**RECORD SET**

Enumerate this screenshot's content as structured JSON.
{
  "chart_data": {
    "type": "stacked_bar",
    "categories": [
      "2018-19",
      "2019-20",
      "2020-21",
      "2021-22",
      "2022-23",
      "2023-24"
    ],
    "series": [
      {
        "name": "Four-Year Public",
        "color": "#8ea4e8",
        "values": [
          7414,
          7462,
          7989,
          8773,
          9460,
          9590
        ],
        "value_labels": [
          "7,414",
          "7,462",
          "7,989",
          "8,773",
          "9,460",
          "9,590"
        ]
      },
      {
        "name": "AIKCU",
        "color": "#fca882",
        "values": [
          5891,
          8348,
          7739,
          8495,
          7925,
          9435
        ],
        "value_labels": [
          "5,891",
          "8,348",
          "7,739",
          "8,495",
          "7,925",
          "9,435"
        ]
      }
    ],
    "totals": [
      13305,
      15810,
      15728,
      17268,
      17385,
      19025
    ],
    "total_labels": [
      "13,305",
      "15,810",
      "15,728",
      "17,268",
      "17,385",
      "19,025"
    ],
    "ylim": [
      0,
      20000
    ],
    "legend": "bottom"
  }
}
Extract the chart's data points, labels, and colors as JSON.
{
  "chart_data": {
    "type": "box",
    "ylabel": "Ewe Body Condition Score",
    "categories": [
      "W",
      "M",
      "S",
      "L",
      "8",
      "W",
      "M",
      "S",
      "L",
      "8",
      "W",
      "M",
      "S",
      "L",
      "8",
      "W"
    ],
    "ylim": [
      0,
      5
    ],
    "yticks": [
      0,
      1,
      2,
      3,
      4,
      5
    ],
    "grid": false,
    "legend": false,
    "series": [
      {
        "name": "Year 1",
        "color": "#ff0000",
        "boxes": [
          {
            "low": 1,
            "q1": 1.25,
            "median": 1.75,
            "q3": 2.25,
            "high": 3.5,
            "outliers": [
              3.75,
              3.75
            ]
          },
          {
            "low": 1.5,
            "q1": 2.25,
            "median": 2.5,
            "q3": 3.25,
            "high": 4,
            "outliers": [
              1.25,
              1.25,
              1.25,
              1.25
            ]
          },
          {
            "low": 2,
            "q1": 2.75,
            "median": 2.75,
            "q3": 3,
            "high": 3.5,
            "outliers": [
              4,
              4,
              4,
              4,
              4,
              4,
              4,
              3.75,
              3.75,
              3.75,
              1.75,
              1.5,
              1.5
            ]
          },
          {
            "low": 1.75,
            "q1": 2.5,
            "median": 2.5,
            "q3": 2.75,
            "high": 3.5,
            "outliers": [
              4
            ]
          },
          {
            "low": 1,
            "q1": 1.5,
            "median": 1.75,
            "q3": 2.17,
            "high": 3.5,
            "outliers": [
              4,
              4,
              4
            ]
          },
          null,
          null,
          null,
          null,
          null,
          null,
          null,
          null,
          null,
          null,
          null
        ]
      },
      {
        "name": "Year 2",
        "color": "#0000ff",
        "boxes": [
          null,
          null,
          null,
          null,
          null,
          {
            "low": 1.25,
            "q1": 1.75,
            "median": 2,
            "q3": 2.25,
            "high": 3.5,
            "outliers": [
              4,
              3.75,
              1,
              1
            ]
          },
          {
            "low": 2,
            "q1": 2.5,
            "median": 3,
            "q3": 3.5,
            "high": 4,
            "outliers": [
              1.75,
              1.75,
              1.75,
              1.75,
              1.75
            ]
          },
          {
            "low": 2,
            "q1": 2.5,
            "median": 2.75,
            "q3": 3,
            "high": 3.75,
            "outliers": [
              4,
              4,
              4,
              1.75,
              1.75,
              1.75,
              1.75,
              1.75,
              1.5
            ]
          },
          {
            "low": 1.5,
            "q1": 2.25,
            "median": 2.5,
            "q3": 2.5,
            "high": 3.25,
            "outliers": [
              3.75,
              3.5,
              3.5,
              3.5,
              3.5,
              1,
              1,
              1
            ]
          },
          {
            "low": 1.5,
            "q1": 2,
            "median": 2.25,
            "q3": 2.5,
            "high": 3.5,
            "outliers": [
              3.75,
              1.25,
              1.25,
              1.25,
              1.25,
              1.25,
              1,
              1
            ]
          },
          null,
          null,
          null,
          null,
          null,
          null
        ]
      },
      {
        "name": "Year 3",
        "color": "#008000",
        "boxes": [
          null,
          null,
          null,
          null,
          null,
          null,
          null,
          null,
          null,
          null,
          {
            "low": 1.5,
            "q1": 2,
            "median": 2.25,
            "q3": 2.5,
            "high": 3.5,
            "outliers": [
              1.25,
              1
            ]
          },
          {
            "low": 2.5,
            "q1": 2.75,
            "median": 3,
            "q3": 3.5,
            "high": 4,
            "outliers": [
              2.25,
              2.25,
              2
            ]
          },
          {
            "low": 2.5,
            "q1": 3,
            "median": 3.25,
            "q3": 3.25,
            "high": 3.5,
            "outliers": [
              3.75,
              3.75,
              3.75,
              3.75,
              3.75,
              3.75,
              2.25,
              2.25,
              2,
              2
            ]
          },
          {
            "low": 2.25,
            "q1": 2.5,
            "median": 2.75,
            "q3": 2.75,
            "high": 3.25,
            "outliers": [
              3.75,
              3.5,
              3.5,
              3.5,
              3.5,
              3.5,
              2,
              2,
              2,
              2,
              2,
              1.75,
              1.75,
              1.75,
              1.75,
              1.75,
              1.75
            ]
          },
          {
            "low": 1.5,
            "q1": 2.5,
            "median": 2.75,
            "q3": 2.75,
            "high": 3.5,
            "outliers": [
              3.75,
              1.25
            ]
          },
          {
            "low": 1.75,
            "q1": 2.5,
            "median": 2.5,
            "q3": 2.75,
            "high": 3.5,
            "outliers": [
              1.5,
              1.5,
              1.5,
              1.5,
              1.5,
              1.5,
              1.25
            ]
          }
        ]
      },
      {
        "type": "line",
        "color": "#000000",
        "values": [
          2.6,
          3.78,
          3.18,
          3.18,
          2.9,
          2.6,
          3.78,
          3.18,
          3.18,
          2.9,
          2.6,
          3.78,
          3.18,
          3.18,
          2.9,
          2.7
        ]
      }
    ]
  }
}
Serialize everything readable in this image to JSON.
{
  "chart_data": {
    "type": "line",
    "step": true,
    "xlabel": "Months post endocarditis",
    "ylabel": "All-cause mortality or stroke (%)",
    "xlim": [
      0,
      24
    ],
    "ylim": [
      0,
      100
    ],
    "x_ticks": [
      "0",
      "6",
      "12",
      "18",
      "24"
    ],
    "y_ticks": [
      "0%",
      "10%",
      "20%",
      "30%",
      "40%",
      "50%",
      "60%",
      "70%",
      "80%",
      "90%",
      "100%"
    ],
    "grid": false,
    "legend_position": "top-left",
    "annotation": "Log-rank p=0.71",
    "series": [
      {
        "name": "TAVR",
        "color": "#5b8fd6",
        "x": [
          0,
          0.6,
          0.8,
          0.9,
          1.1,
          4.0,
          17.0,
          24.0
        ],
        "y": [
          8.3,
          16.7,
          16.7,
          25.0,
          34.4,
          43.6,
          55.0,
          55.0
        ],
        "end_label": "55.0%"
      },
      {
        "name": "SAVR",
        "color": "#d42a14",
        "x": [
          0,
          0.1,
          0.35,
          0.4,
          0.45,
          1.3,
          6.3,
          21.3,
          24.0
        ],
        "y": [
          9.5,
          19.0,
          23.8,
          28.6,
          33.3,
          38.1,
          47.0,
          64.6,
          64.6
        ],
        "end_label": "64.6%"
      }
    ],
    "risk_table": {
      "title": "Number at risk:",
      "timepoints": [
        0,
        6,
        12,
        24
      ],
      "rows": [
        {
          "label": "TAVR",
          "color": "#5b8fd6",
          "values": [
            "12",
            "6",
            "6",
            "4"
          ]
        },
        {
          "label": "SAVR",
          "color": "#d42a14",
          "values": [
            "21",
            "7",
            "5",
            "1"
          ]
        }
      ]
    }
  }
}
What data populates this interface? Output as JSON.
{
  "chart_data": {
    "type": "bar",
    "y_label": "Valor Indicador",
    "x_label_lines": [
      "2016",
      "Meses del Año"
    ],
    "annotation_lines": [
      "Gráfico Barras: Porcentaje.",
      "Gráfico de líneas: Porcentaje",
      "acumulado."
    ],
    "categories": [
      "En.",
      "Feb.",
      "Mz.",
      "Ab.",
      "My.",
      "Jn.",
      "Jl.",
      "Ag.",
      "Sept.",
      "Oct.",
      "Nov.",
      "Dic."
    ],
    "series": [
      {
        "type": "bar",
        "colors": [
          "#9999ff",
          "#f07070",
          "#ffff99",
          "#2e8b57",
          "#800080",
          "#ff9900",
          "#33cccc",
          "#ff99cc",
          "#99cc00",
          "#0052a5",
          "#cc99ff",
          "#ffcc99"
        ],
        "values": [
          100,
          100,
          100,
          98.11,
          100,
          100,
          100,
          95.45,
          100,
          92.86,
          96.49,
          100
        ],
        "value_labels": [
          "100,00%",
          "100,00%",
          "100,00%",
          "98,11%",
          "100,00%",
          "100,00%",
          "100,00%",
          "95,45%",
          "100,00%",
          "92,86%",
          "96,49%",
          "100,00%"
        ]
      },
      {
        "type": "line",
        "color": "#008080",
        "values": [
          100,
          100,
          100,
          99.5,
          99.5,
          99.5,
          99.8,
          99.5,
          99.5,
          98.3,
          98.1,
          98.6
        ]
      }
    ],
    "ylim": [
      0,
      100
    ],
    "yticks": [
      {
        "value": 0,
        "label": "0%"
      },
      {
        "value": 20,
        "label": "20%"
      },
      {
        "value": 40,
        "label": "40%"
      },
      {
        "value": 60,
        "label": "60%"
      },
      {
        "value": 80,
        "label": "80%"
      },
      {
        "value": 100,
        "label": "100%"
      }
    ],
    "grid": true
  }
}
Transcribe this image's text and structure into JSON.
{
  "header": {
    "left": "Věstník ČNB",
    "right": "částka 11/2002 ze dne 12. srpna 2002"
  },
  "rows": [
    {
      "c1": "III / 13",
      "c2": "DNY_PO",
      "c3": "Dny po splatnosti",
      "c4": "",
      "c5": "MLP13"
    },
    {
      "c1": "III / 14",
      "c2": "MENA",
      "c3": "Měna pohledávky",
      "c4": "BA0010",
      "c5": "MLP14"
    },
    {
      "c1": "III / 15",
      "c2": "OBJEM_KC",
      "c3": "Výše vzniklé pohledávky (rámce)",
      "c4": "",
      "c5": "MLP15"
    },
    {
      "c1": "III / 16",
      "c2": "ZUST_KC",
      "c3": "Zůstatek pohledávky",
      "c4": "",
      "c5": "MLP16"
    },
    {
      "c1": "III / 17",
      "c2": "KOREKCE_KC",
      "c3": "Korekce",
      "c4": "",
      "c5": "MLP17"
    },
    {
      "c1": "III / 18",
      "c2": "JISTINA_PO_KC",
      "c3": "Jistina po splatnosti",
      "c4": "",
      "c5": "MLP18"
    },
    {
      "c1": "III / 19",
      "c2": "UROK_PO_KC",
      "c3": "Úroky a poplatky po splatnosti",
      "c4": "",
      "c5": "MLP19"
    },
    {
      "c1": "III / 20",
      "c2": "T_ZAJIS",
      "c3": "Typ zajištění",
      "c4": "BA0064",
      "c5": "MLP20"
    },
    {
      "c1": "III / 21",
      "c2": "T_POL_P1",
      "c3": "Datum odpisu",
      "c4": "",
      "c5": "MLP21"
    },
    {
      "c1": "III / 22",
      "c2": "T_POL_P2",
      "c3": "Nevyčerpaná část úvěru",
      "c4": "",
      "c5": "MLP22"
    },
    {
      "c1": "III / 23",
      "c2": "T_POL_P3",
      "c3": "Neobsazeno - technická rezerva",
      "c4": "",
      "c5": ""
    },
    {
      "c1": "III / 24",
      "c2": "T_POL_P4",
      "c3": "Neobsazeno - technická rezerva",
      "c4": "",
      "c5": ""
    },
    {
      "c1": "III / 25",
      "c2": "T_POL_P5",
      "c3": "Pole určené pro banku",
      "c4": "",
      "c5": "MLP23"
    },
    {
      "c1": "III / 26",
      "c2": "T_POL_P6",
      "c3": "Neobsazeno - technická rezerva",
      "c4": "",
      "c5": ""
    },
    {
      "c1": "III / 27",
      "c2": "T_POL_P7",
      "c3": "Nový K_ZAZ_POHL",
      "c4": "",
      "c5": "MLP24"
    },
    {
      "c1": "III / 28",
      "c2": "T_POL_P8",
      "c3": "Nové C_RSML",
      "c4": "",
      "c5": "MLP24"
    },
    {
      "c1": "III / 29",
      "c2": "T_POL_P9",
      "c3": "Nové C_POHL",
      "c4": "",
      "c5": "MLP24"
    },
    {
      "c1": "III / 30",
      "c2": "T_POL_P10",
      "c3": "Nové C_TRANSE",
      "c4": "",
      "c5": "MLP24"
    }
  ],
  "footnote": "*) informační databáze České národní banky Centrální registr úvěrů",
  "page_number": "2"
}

**PROBLEM STATEMENT**
Your answer should be a single number: the count of lines in the listing that contain the word "this".

**RIGHT ANSWER**
4